SET EXERCISE: Write out all of the entries exactly as given.

MATERIAL FOR THIS EXERCISE:
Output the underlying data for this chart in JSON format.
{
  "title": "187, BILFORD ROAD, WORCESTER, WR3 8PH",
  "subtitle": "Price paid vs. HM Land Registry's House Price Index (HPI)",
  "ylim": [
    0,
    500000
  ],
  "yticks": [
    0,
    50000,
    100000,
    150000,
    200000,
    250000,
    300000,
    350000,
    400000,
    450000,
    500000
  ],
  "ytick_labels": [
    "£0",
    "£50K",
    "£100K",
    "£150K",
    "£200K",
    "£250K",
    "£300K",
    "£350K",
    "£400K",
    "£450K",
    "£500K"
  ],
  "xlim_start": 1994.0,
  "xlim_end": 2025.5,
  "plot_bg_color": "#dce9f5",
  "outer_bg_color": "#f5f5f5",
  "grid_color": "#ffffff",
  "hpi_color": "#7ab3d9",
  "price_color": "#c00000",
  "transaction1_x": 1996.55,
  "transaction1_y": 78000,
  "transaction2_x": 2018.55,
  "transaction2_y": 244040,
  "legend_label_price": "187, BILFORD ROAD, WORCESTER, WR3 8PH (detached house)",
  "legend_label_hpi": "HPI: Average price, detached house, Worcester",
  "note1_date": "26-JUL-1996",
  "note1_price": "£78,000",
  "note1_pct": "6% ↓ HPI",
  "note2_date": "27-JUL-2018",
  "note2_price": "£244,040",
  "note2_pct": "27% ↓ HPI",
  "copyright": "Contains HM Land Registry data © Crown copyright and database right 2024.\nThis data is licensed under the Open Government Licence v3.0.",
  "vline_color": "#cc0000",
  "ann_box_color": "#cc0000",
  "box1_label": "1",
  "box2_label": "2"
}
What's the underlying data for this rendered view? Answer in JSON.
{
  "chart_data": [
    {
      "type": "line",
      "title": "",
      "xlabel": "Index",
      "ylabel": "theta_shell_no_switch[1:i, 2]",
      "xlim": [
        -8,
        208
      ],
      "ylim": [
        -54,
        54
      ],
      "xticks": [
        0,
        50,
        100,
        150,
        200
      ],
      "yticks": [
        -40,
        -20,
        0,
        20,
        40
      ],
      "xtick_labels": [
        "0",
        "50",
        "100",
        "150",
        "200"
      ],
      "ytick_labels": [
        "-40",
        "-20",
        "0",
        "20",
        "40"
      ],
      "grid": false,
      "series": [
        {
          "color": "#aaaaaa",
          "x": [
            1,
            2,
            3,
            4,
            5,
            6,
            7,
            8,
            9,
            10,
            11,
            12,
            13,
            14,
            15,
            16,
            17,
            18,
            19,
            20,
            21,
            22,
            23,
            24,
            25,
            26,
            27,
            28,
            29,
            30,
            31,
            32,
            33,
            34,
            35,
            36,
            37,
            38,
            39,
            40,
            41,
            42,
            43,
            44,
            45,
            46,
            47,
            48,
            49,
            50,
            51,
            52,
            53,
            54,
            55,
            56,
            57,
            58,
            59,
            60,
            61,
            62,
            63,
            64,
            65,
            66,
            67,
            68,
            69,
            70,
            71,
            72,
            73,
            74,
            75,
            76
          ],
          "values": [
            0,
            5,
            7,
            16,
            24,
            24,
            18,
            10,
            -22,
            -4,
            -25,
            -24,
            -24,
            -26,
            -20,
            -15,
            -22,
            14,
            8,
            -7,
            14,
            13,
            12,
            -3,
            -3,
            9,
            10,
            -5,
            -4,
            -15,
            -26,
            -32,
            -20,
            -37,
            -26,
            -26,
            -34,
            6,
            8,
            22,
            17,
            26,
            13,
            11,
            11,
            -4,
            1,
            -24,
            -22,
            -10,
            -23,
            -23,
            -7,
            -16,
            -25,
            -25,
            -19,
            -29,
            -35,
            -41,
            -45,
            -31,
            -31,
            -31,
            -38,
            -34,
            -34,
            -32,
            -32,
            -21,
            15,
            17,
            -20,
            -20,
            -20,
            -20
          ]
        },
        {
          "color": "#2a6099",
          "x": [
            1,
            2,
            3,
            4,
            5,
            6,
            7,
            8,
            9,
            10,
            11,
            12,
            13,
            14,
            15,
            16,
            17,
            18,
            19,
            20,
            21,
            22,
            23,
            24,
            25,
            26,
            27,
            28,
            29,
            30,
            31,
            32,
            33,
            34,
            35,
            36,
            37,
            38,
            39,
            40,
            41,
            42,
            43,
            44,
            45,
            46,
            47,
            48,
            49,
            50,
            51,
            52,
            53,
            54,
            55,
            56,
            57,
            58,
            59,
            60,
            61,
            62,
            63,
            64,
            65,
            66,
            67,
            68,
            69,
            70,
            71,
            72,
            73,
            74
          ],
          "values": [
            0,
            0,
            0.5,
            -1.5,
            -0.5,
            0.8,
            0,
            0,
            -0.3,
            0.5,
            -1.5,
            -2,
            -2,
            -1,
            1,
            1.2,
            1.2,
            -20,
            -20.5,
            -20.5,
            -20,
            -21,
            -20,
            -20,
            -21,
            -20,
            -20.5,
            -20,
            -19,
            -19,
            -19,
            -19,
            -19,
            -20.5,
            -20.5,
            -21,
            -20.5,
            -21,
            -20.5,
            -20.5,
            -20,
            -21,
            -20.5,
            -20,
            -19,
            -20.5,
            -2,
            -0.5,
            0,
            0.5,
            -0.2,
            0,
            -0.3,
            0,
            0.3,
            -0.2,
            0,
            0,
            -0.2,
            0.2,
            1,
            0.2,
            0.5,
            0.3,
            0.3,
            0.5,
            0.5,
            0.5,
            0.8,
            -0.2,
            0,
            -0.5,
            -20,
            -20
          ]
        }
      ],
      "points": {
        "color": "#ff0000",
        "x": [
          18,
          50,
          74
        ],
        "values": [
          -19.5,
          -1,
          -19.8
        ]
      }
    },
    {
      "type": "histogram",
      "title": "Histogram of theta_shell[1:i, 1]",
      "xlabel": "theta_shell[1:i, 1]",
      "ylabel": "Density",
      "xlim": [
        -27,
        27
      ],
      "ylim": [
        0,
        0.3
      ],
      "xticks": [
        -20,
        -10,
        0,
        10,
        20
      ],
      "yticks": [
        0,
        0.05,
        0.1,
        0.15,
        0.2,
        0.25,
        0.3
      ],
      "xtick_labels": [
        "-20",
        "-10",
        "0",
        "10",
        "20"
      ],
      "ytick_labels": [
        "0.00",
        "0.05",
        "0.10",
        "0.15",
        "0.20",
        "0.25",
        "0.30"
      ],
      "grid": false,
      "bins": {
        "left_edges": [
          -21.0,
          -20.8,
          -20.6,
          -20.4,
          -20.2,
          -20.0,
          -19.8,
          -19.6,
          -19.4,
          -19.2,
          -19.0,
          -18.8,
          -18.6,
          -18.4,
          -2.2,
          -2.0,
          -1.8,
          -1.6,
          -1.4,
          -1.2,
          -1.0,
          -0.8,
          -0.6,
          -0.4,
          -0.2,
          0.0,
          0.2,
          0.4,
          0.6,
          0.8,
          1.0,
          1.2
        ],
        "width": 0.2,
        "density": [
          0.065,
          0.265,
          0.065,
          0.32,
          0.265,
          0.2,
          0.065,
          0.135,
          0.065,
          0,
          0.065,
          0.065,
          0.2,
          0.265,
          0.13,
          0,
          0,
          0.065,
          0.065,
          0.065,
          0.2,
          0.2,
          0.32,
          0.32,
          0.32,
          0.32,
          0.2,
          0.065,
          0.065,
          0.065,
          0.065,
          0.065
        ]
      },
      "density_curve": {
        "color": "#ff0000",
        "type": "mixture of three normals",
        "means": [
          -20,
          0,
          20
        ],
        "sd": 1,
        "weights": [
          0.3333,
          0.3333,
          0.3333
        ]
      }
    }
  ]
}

RESULT OF THIS EXERCISE:
Output the underlying data for this chart in JSON format.
{
  "title": "187, BILFORD ROAD, WORCESTER, WR3 8PH",
  "subtitle": "Price paid vs. HM Land Registry's House Price Index (HPI)",
  "ylim": [
    0,
    500000
  ],
  "yticks": [
    0,
    50000,
    100000,
    150000,
    200000,
    250000,
    300000,
    350000,
    400000,
    450000,
    500000
  ],
  "ytick_labels": [
    "£0",
    "£50K",
    "£100K",
    "£150K",
    "£200K",
    "£250K",
    "£300K",
    "£350K",
    "£400K",
    "£450K",
    "£500K"
  ],
  "xlim_start": 1994.0,
  "xlim_end": 2025.5,
  "plot_bg_color": "#dce9f5",
  "outer_bg_color": "#f5f5f5",
  "grid_color": "#ffffff",
  "hpi_color": "#7ab3d9",
  "price_color": "#c00000",
  "transaction1_x": 1996.55,
  "transaction1_y": 78000,
  "transaction2_x": 2018.55,
  "transaction2_y": 244040,
  "legend_label_price": "187, BILFORD ROAD, WORCESTER, WR3 8PH (detached house)",
  "legend_label_hpi": "HPI: Average price, detached house, Worcester",
  "note1_date": "26-JUL-1996",
  "note1_price": "£78,000",
  "note1_pct": "6% ↓ HPI",
  "note2_date": "27-JUL-2018",
  "note2_price": "£244,040",
  "note2_pct": "27% ↓ HPI",
  "copyright": "Contains HM Land Registry data © Crown copyright and database right 2024.\nThis data is licensed under the Open Government Licence v3.0.",
  "vline_color": "#cc0000",
  "ann_box_color": "#cc0000",
  "box1_label": "1",
  "box2_label": "2"
}
What's the underlying data for this rendered view? Answer in JSON.
{
  "chart_data": [
    {
      "type": "line",
      "title": "",
      "xlabel": "Index",
      "ylabel": "theta_shell_no_switch[1:i, 2]",
      "xlim": [
        -8,
        208
      ],
      "ylim": [
        -54,
        54
      ],
      "xticks": [
        0,
        50,
        100,
        150,
        200
      ],
      "yticks": [
        -40,
        -20,
        0,
        20,
        40
      ],
      "xtick_labels": [
        "0",
        "50",
        "100",
        "150",
        "200"
      ],
      "ytick_labels": [
        "-40",
        "-20",
        "0",
        "20",
        "40"
      ],
      "grid": false,
      "series": [
        {
          "color": "#aaaaaa",
          "x": [
            1,
            2,
            3,
            4,
            5,
            6,
            7,
            8,
            9,
            10,
            11,
            12,
            13,
            14,
            15,
            16,
            17,
            18,
            19,
            20,
            21,
            22,
            23,
            24,
            25,
            26,
            27,
            28,
            29,
            30,
            31,
            32,
            33,
            34,
            35,
            36,
            37,
            38,
            39,
            40,
            41,
            42,
            43,
            44,
            45,
            46,
            47,
            48,
            49,
            50,
            51,
            52,
            53,
            54,
            55,
            56,
            57,
            58,
            59,
            60,
            61,
            62,
            63,
            64,
            65,
            66,
            67,
            68,
            69,
            70,
            71,
            72,
            73,
            74,
            75,
            76
          ],
          "values": [
            0,
            5,
            7,
            16,
            24,
            24,
            18,
            10,
            -22,
            -4,
            -25,
            -24,
            -24,
            -26,
            -20,
            -15,
            -22,
            14,
            8,
            -7,
            14,
            13,
            12,
            -3,
            -3,
            9,
            10,
            -5,
            -4,
            -15,
            -26,
            -32,
            -20,
            -37,
            -26,
            -26,
            -34,
            6,
            8,
            22,
            17,
            26,
            13,
            11,
            11,
            -4,
            1,
            -24,
            -22,
            -10,
            -23,
            -23,
            -7,
            -16,
            -25,
            -25,
            -19,
            -29,
            -35,
            -41,
            -45,
            -31,
            -31,
            -31,
            -38,
            -34,
            -34,
            -32,
            -32,
            -21,
            15,
            17,
            -20,
            -20,
            -20,
            -20
          ]
        },
        {
          "color": "#2a6099",
          "x": [
            1,
            2,
            3,
            4,
            5,
            6,
            7,
            8,
            9,
            10,
            11,
            12,
            13,
            14,
            15,
            16,
            17,
            18,
            19,
            20,
            21,
            22,
            23,
            24,
            25,
            26,
            27,
            28,
            29,
            30,
            31,
            32,
            33,
            34,
            35,
            36,
            37,
            38,
            39,
            40,
            41,
            42,
            43,
            44,
            45,
            46,
            47,
            48,
            49,
            50,
            51,
            52,
            53,
            54,
            55,
            56,
            57,
            58,
            59,
            60,
            61,
            62,
            63,
            64,
            65,
            66,
            67,
            68,
            69,
            70,
            71,
            72,
            73,
            74
          ],
          "values": [
            0,
            0,
            0.5,
            -1.5,
            -0.5,
            0.8,
            0,
            0,
            -0.3,
            0.5,
            -1.5,
            -2,
            -2,
            -1,
            1,
            1.2,
            1.2,
            -20,
            -20.5,
            -20.5,
            -20,
            -21,
            -20,
            -20,
            -21,
            -20,
            -20.5,
            -20,
            -19,
            -19,
            -19,
            -19,
            -19,
            -20.5,
            -20.5,
            -21,
            -20.5,
            -21,
            -20.5,
            -20.5,
            -20,
            -21,
            -20.5,
            -20,
            -19,
            -20.5,
            -2,
            -0.5,
            0,
            0.5,
            -0.2,
            0,
            -0.3,
            0,
            0.3,
            -0.2,
            0,
            0,
            -0.2,
            0.2,
            1,
            0.2,
            0.5,
            0.3,
            0.3,
            0.5,
            0.5,
            0.5,
            0.8,
            -0.2,
            0,
            -0.5,
            -20,
            -20
          ]
        }
      ],
      "points": {
        "color": "#ff0000",
        "x": [
          18,
          50,
          74
        ],
        "values": [
          -19.5,
          -1,
          -19.8
        ]
      }
    },
    {
      "type": "histogram",
      "title": "Histogram of theta_shell[1:i, 1]",
      "xlabel": "theta_shell[1:i, 1]",
      "ylabel": "Density",
      "xlim": [
        -27,
        27
      ],
      "ylim": [
        0,
        0.3
      ],
      "xticks": [
        -20,
        -10,
        0,
        10,
        20
      ],
      "yticks": [
        0,
        0.05,
        0.1,
        0.15,
        0.2,
        0.25,
        0.3
      ],
      "xtick_labels": [
        "-20",
        "-10",
        "0",
        "10",
        "20"
      ],
      "ytick_labels": [
        "0.00",
        "0.05",
        "0.10",
        "0.15",
        "0.20",
        "0.25",
        "0.30"
      ],
      "grid": false,
      "bins": {
        "left_edges": [
          -21.0,
          -20.8,
          -20.6,
          -20.4,
          -20.2,
          -20.0,
          -19.8,
          -19.6,
          -19.4,
          -19.2,
          -19.0,
          -18.8,
          -18.6,
          -18.4,
          -2.2,
          -2.0,
          -1.8,
          -1.6,
          -1.4,
          -1.2,
          -1.0,
          -0.8,
          -0.6,
          -0.4,
          -0.2,
          0.0,
          0.2,
          0.4,
          0.6,
          0.8,
          1.0,
          1.2
        ],
        "width": 0.2,
        "density": [
          0.065,
          0.265,
          0.065,
          0.32,
          0.265,
          0.2,
          0.065,
          0.135,
          0.065,
          0,
          0.065,
          0.065,
          0.2,
          0.265,
          0.13,
          0,
          0,
          0.065,
          0.065,
          0.065,
          0.2,
          0.2,
          0.32,
          0.32,
          0.32,
          0.32,
          0.2,
          0.065,
          0.065,
          0.065,
          0.065,
          0.065
        ]
      },
      "density_curve": {
        "color": "#ff0000",
        "type": "mixture of three normals",
        "means": [
          -20,
          0,
          20
        ],
        "sd": 1,
        "weights": [
          0.3333,
          0.3333,
          0.3333
        ]
      }
    }
  ]
}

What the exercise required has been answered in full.